:: WRITTEN EXERCISE ::
Under this task are some entries; return every one of them exactly.

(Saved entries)
┏━━

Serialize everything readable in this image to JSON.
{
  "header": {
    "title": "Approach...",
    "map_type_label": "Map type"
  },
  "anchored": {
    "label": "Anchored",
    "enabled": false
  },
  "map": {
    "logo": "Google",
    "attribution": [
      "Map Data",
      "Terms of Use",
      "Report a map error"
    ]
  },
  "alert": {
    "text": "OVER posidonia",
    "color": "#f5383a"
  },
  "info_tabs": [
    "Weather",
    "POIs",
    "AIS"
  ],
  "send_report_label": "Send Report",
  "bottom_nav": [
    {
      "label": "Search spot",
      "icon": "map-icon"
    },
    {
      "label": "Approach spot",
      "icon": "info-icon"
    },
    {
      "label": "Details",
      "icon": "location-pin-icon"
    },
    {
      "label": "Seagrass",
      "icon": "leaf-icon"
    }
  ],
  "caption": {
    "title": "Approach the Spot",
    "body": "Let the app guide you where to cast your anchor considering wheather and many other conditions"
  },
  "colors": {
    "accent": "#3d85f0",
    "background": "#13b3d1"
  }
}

┗━━

:: RESPONSE ::
Serialize everything readable in this image to JSON.
{
  "header": {
    "title": "Approach...",
    "map_type_label": "Map type"
  },
  "anchored": {
    "label": "Anchored",
    "enabled": false
  },
  "map": {
    "logo": "Google",
    "attribution": [
      "Map Data",
      "Terms of Use",
      "Report a map error"
    ]
  },
  "alert": {
    "text": "OVER posidonia",
    "color": "#f5383a"
  },
  "info_tabs": [
    "Weather",
    "POIs",
    "AIS"
  ],
  "send_report_label": "Send Report",
  "bottom_nav": [
    {
      "label": "Search spot",
      "icon": "map-icon"
    },
    {
      "label": "Approach spot",
      "icon": "info-icon"
    },
    {
      "label": "Details",
      "icon": "location-pin-icon"
    },
    {
      "label": "Seagrass",
      "icon": "leaf-icon"
    }
  ],
  "caption": {
    "title": "Approach the Spot",
    "body": "Let the app guide you where to cast your anchor considering wheather and many other conditions"
  },
  "colors": {
    "accent": "#3d85f0",
    "background": "#13b3d1"
  }
}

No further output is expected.